→ **WORKING DATA**
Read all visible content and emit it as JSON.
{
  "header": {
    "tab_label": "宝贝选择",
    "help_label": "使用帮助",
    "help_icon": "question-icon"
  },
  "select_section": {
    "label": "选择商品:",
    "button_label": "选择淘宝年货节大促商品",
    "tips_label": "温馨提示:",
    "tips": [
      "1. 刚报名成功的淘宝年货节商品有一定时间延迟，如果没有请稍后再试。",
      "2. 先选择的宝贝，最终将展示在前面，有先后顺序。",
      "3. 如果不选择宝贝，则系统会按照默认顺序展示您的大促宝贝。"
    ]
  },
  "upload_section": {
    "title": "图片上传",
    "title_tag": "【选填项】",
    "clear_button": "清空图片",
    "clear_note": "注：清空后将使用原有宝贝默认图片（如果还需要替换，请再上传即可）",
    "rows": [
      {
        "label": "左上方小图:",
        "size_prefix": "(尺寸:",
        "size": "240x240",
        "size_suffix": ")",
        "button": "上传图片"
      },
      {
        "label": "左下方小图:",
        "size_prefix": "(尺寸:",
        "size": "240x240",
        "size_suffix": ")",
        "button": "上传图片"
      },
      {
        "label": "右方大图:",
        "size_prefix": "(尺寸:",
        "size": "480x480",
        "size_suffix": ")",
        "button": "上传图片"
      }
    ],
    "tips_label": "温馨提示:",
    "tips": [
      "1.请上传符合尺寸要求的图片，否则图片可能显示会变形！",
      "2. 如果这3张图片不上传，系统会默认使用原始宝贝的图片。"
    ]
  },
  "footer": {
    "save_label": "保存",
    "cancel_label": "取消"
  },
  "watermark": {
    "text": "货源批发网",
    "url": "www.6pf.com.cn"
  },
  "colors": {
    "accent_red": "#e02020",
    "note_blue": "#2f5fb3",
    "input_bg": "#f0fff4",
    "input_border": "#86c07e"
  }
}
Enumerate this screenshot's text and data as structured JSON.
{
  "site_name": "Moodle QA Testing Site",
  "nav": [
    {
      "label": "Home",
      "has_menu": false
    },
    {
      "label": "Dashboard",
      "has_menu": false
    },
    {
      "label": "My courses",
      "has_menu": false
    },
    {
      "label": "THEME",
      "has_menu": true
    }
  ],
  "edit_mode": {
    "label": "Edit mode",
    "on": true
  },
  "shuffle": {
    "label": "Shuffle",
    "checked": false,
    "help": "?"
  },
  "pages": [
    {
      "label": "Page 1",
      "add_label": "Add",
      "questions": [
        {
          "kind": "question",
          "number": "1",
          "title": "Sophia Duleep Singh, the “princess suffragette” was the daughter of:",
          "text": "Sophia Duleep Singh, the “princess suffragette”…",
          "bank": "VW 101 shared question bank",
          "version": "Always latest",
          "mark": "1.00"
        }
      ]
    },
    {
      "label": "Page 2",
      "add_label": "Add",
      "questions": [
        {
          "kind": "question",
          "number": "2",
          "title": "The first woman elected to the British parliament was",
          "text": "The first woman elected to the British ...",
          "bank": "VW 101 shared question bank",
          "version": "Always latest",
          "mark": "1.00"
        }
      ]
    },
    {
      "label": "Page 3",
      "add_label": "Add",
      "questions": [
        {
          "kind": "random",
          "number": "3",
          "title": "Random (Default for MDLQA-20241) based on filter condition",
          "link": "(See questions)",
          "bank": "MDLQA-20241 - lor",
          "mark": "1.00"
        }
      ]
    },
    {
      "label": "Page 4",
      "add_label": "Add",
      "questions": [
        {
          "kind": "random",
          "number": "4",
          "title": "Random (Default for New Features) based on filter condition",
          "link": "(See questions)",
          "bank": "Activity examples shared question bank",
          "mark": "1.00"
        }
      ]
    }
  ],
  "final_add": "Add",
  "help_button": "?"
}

→ **WRITTEN EXERCISE**
Collect each line containing the string "MDLQA".

→ **THE ANSWER**
          "title": "Random (Default for MDLQA-20241) based on filter condition",
          "bank": "MDLQA-20241 - lor",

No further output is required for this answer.